Given instruction:
Every entry below should be printed exactly, without its images.

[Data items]
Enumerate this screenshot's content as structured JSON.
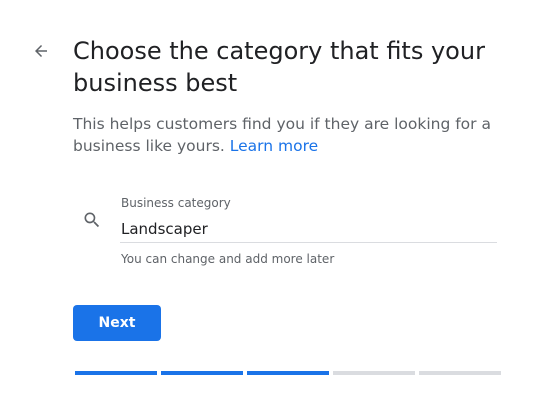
{
  "header": {
    "back_icon": "arrow-back-icon",
    "title": "Choose the category that fits your business best"
  },
  "intro": {
    "text": "This helps customers find you if they are looking for a business like yours.",
    "link_label": "Learn more"
  },
  "category_field": {
    "icon": "search-icon",
    "label": "Business category",
    "value": "Landscaper",
    "helper": "You can change and add more later"
  },
  "actions": {
    "next_label": "Next"
  },
  "progress": {
    "total_steps": 5,
    "completed_steps": 3
  },
  "colors": {
    "accent": "#1a73e8",
    "inactive": "#dadce0",
    "text_primary": "#202124",
    "text_secondary": "#5f6368"
  }
}
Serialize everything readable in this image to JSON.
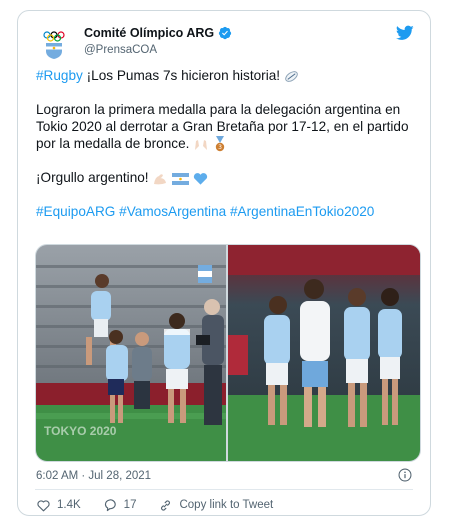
{
  "author": {
    "name": "Comité Olímpico ARG",
    "handle": "@PrensaCOA"
  },
  "tweet": {
    "line1_tag": "#Rugby",
    "line1_text": " ¡Los Pumas 7s hicieron historia!",
    "paragraph2": "Lograron la primera medalla para la delegación argentina en Tokio 2020 al derrotar a Gran Bretaña por 17-12, en el partido por la medalla de bronce.",
    "paragraph3": "¡Orgullo argentino!",
    "hashtags": [
      "#EquipoARG",
      "#VamosArgentina",
      "#ArgentinaEnTokio2020"
    ]
  },
  "media": {
    "left_alt": "Argentina rugby sevens players celebrating on the pitch",
    "right_alt": "Argentina players embracing after bronze medal win"
  },
  "meta": {
    "timestamp": "6:02 AM · Jul 28, 2021"
  },
  "actions": {
    "likes": "1.4K",
    "replies": "17",
    "copy_link": "Copy link to Tweet"
  },
  "colors": {
    "accent": "#1d9bf0",
    "like_red": "#f91880",
    "text": "#0f1419",
    "muted": "#536471"
  }
}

Result:
Enumerate this screenshot's content as structured JSON.
{
  "header": {
    "back_icon": "arrow-back-icon",
    "title": "Choose the category that fits your business best"
  },
  "intro": {
    "text": "This helps customers find you if they are looking for a business like yours.",
    "link_label": "Learn more"
  },
  "category_field": {
    "icon": "search-icon",
    "label": "Business category",
    "value": "Landscaper",
    "helper": "You can change and add more later"
  },
  "actions": {
    "next_label": "Next"
  },
  "progress": {
    "total_steps": 5,
    "completed_steps": 3
  },
  "colors": {
    "accent": "#1a73e8",
    "inactive": "#dadce0",
    "text_primary": "#202124",
    "text_secondary": "#5f6368"
  }
}
Serialize everything readable in this image to JSON.
{
  "author": {
    "name": "Comité Olímpico ARG",
    "handle": "@PrensaCOA"
  },
  "tweet": {
    "line1_tag": "#Rugby",
    "line1_text": " ¡Los Pumas 7s hicieron historia!",
    "paragraph2": "Lograron la primera medalla para la delegación argentina en Tokio 2020 al derrotar a Gran Bretaña por 17-12, en el partido por la medalla de bronce.",
    "paragraph3": "¡Orgullo argentino!",
    "hashtags": [
      "#EquipoARG",
      "#VamosArgentina",
      "#ArgentinaEnTokio2020"
    ]
  },
  "media": {
    "left_alt": "Argentina rugby sevens players celebrating on the pitch",
    "right_alt": "Argentina players embracing after bronze medal win"
  },
  "meta": {
    "timestamp": "6:02 AM · Jul 28, 2021"
  },
  "actions": {
    "likes": "1.4K",
    "replies": "17",
    "copy_link": "Copy link to Tweet"
  },
  "colors": {
    "accent": "#1d9bf0",
    "like_red": "#f91880",
    "text": "#0f1419",
    "muted": "#536471"
  }
}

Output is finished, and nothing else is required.